* [Entries provided]:
##########
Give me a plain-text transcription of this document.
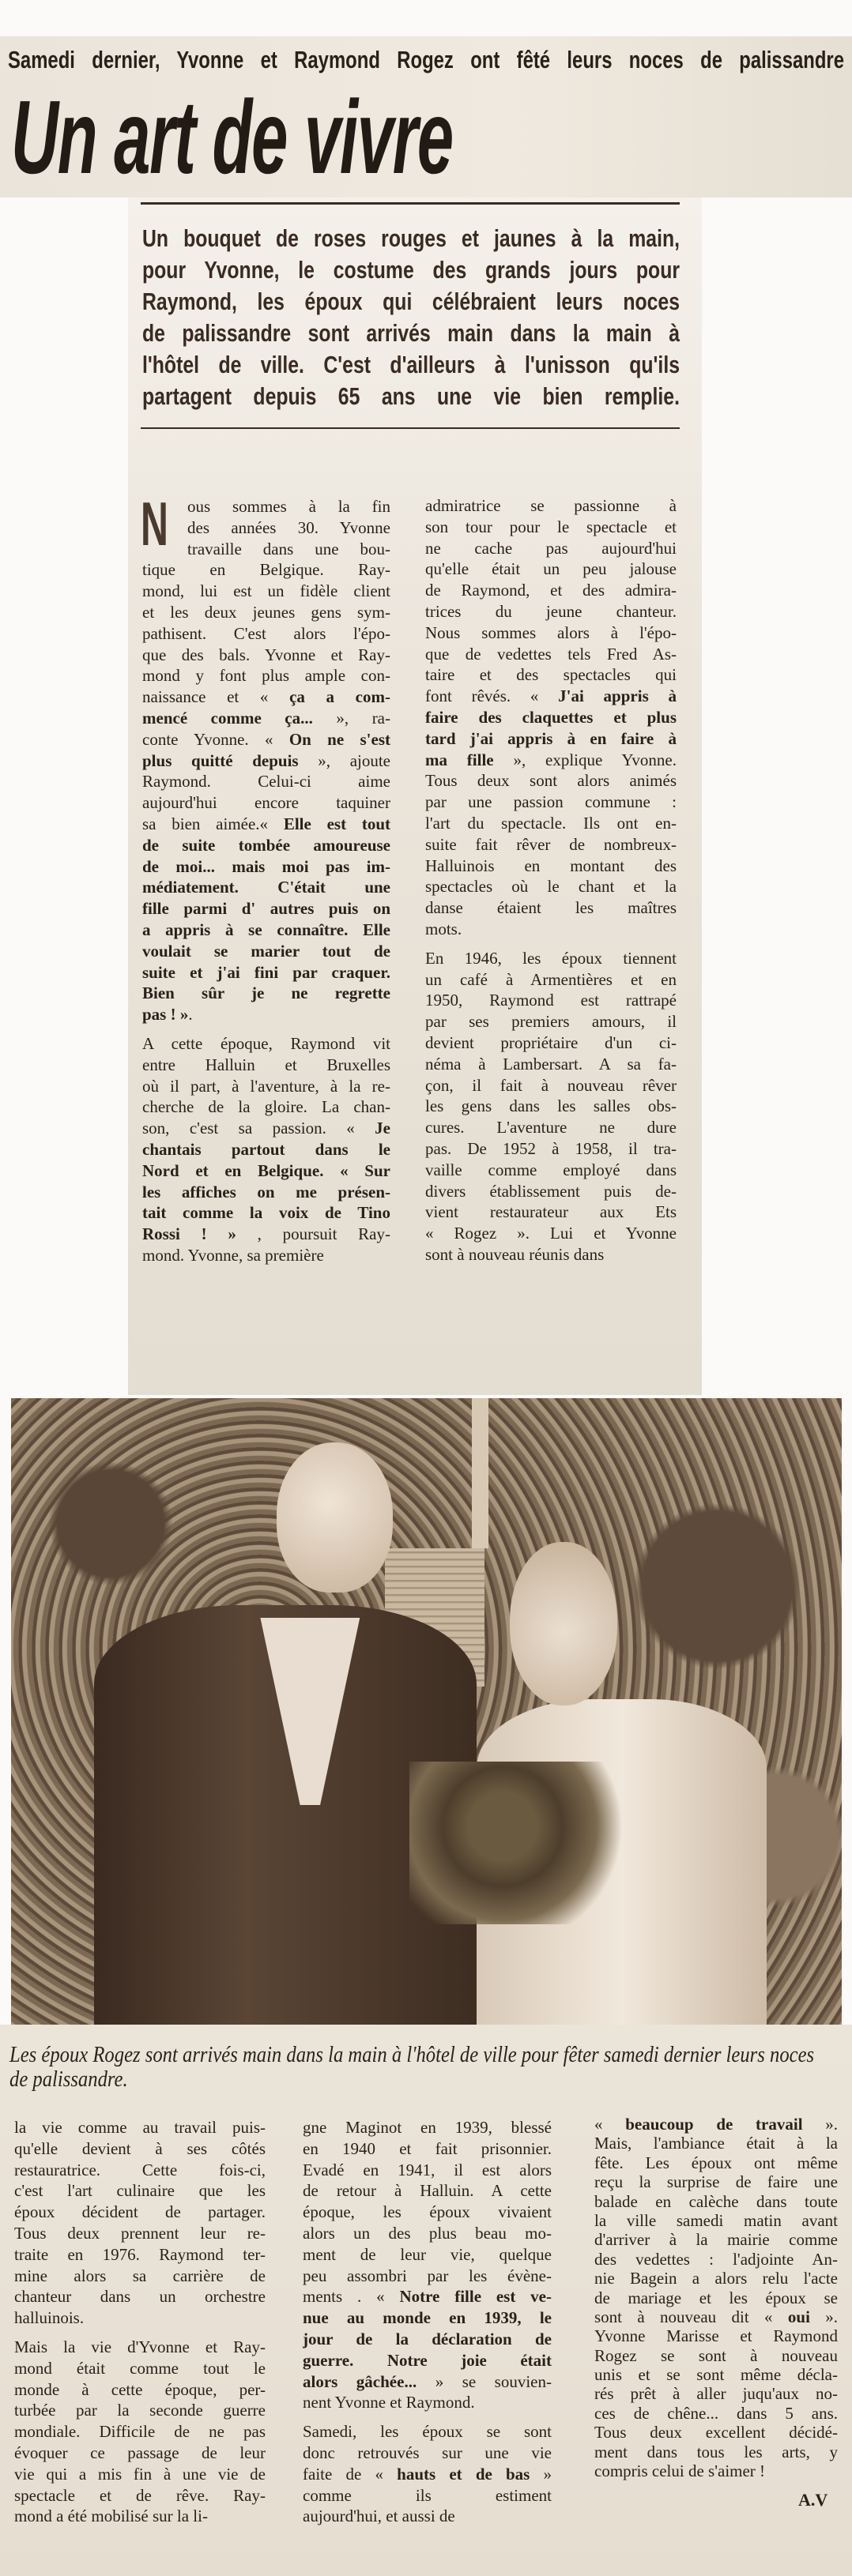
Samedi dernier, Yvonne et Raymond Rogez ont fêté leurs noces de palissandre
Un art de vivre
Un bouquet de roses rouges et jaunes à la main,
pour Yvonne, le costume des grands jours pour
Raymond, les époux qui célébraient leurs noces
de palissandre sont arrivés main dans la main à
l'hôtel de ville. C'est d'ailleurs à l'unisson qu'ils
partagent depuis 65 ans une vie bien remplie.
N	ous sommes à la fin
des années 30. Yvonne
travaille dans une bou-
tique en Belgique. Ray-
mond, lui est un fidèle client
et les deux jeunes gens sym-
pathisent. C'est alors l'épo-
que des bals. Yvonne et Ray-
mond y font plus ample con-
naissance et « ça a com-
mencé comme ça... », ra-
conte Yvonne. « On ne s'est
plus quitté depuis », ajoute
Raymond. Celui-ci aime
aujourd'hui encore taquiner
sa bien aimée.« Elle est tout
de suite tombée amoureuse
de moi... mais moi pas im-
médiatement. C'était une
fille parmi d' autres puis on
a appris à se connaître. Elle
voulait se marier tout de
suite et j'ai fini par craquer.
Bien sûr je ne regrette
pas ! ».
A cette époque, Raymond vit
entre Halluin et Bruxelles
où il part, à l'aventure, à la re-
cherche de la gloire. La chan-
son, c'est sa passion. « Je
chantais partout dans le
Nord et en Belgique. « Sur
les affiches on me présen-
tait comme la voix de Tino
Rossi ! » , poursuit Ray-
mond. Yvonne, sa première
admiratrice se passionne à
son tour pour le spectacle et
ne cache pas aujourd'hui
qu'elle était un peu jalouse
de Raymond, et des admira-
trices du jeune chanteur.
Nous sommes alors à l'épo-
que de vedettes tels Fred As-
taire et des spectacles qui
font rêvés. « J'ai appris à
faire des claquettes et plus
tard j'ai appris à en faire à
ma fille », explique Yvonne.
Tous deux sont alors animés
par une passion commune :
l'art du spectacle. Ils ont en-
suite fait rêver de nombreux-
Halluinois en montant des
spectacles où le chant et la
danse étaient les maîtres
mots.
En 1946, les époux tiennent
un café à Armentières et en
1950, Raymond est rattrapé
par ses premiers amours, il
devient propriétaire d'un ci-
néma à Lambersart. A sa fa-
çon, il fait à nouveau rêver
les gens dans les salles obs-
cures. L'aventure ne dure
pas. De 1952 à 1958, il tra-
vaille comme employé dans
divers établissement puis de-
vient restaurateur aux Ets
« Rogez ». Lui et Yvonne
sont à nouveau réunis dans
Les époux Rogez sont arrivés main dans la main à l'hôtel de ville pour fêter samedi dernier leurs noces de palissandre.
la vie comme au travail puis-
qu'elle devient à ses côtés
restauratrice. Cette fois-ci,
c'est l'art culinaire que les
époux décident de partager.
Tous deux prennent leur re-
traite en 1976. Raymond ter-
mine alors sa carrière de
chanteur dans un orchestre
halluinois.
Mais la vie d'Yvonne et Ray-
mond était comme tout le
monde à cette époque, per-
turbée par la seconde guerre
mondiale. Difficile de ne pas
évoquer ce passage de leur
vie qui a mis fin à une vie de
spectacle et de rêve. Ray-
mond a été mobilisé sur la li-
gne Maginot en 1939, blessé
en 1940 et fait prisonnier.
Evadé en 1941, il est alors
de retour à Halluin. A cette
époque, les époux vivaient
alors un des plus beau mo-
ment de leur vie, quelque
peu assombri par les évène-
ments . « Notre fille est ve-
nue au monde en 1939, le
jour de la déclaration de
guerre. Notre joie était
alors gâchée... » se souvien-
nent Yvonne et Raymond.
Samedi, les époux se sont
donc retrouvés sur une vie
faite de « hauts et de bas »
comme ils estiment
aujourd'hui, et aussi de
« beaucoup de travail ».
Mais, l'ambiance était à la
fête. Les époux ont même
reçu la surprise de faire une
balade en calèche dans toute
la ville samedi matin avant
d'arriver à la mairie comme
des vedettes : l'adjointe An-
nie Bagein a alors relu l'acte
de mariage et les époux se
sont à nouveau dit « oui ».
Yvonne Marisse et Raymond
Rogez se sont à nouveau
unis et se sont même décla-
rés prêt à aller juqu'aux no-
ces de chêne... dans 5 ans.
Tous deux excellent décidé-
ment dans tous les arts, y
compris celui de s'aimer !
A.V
##########
* [What to do]: Give back all entries exactly. No pictures belong in the copy.

* [Task result]:
Give me a plain-text transcription of this document.
Samedi dernier, Yvonne et Raymond Rogez ont fêté leurs noces de palissandre
Un art de vivre
Un bouquet de roses rouges et jaunes à la main,
pour Yvonne, le costume des grands jours pour
Raymond, les époux qui célébraient leurs noces
de palissandre sont arrivés main dans la main à
l'hôtel de ville. C'est d'ailleurs à l'unisson qu'ils
partagent depuis 65 ans une vie bien remplie.
N	ous sommes à la fin
des années 30. Yvonne
travaille dans une bou-
tique en Belgique. Ray-
mond, lui est un fidèle client
et les deux jeunes gens sym-
pathisent. C'est alors l'épo-
que des bals. Yvonne et Ray-
mond y font plus ample con-
naissance et « ça a com-
mencé comme ça... », ra-
conte Yvonne. « On ne s'est
plus quitté depuis », ajoute
Raymond. Celui-ci aime
aujourd'hui encore taquiner
sa bien aimée.« Elle est tout
de suite tombée amoureuse
de moi... mais moi pas im-
médiatement. C'était une
fille parmi d' autres puis on
a appris à se connaître. Elle
voulait se marier tout de
suite et j'ai fini par craquer.
Bien sûr je ne regrette
pas ! ».
A cette époque, Raymond vit
entre Halluin et Bruxelles
où il part, à l'aventure, à la re-
cherche de la gloire. La chan-
son, c'est sa passion. « Je
chantais partout dans le
Nord et en Belgique. « Sur
les affiches on me présen-
tait comme la voix de Tino
Rossi ! » , poursuit Ray-
mond. Yvonne, sa première
admiratrice se passionne à
son tour pour le spectacle et
ne cache pas aujourd'hui
qu'elle était un peu jalouse
de Raymond, et des admira-
trices du jeune chanteur.
Nous sommes alors à l'épo-
que de vedettes tels Fred As-
taire et des spectacles qui
font rêvés. « J'ai appris à
faire des claquettes et plus
tard j'ai appris à en faire à
ma fille », explique Yvonne.
Tous deux sont alors animés
par une passion commune :
l'art du spectacle. Ils ont en-
suite fait rêver de nombreux-
Halluinois en montant des
spectacles où le chant et la
danse étaient les maîtres
mots.
En 1946, les époux tiennent
un café à Armentières et en
1950, Raymond est rattrapé
par ses premiers amours, il
devient propriétaire d'un ci-
néma à Lambersart. A sa fa-
çon, il fait à nouveau rêver
les gens dans les salles obs-
cures. L'aventure ne dure
pas. De 1952 à 1958, il tra-
vaille comme employé dans
divers établissement puis de-
vient restaurateur aux Ets
« Rogez ». Lui et Yvonne
sont à nouveau réunis dans
Les époux Rogez sont arrivés main dans la main à l'hôtel de ville pour fêter samedi dernier leurs noces de palissandre.
la vie comme au travail puis-
qu'elle devient à ses côtés
restauratrice. Cette fois-ci,
c'est l'art culinaire que les
époux décident de partager.
Tous deux prennent leur re-
traite en 1976. Raymond ter-
mine alors sa carrière de
chanteur dans un orchestre
halluinois.
Mais la vie d'Yvonne et Ray-
mond était comme tout le
monde à cette époque, per-
turbée par la seconde guerre
mondiale. Difficile de ne pas
évoquer ce passage de leur
vie qui a mis fin à une vie de
spectacle et de rêve. Ray-
mond a été mobilisé sur la li-
gne Maginot en 1939, blessé
en 1940 et fait prisonnier.
Evadé en 1941, il est alors
de retour à Halluin. A cette
époque, les époux vivaient
alors un des plus beau mo-
ment de leur vie, quelque
peu assombri par les évène-
ments . « Notre fille est ve-
nue au monde en 1939, le
jour de la déclaration de
guerre. Notre joie était
alors gâchée... » se souvien-
nent Yvonne et Raymond.
Samedi, les époux se sont
donc retrouvés sur une vie
faite de « hauts et de bas »
comme ils estiment
aujourd'hui, et aussi de
« beaucoup de travail ».
Mais, l'ambiance était à la
fête. Les époux ont même
reçu la surprise de faire une
balade en calèche dans toute
la ville samedi matin avant
d'arriver à la mairie comme
des vedettes : l'adjointe An-
nie Bagein a alors relu l'acte
de mariage et les époux se
sont à nouveau dit « oui ».
Yvonne Marisse et Raymond
Rogez se sont à nouveau
unis et se sont même décla-
rés prêt à aller juqu'aux no-
ces de chêne... dans 5 ans.
Tous deux excellent décidé-
ment dans tous les arts, y
compris celui de s'aimer !
A.V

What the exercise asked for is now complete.